DIRECTIVE:
Reproduce every entry below precisely. Pictures are excluded from the copy.

EXERCISE MATERIALS:
__________________________________________________

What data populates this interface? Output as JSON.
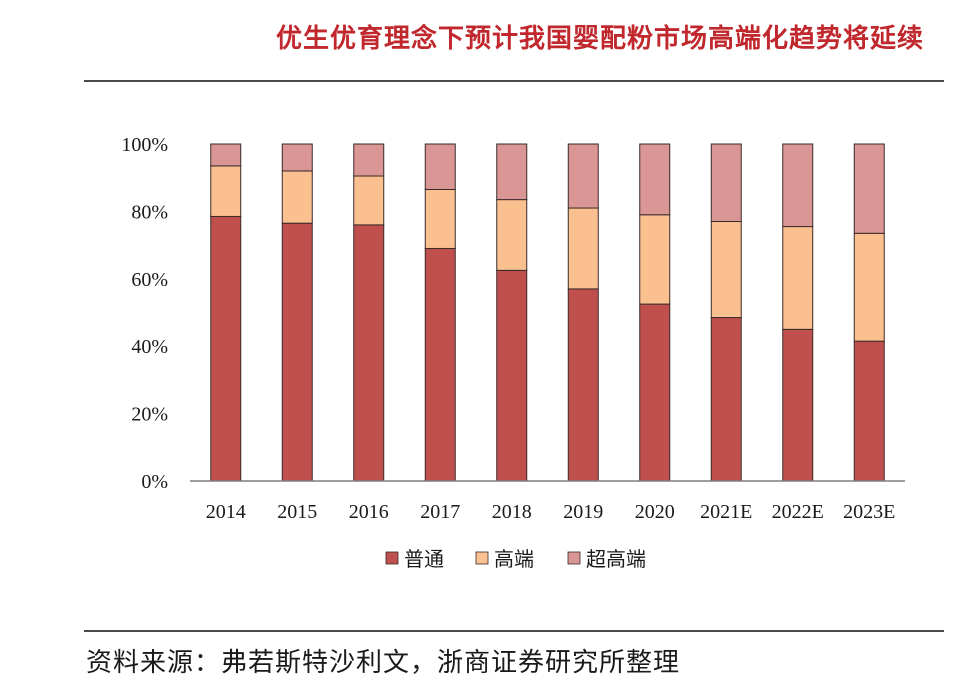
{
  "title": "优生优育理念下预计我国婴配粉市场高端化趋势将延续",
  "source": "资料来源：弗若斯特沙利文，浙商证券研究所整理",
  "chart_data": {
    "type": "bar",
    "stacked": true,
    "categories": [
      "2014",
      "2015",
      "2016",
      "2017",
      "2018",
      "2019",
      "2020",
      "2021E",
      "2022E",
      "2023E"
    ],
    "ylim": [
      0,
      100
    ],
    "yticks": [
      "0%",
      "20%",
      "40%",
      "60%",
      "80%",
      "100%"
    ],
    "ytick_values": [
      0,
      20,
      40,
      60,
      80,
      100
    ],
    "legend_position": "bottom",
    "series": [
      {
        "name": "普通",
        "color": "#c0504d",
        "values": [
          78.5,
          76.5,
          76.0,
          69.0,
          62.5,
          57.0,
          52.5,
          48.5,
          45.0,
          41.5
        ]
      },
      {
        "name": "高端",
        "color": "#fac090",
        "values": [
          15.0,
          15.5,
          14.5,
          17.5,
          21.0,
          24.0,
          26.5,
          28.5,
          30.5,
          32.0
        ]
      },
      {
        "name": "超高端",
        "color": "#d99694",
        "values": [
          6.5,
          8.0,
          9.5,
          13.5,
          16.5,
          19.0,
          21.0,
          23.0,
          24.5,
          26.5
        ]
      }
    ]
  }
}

__________________________________________________

ANSWER:
What data populates this interface? Output as JSON.
{
  "title": "优生优育理念下预计我国婴配粉市场高端化趋势将延续",
  "source": "资料来源：弗若斯特沙利文，浙商证券研究所整理",
  "chart_data": {
    "type": "bar",
    "stacked": true,
    "categories": [
      "2014",
      "2015",
      "2016",
      "2017",
      "2018",
      "2019",
      "2020",
      "2021E",
      "2022E",
      "2023E"
    ],
    "ylim": [
      0,
      100
    ],
    "yticks": [
      "0%",
      "20%",
      "40%",
      "60%",
      "80%",
      "100%"
    ],
    "ytick_values": [
      0,
      20,
      40,
      60,
      80,
      100
    ],
    "legend_position": "bottom",
    "series": [
      {
        "name": "普通",
        "color": "#c0504d",
        "values": [
          78.5,
          76.5,
          76.0,
          69.0,
          62.5,
          57.0,
          52.5,
          48.5,
          45.0,
          41.5
        ]
      },
      {
        "name": "高端",
        "color": "#fac090",
        "values": [
          15.0,
          15.5,
          14.5,
          17.5,
          21.0,
          24.0,
          26.5,
          28.5,
          30.5,
          32.0
        ]
      },
      {
        "name": "超高端",
        "color": "#d99694",
        "values": [
          6.5,
          8.0,
          9.5,
          13.5,
          16.5,
          19.0,
          21.0,
          23.0,
          24.5,
          26.5
        ]
      }
    ]
  }
}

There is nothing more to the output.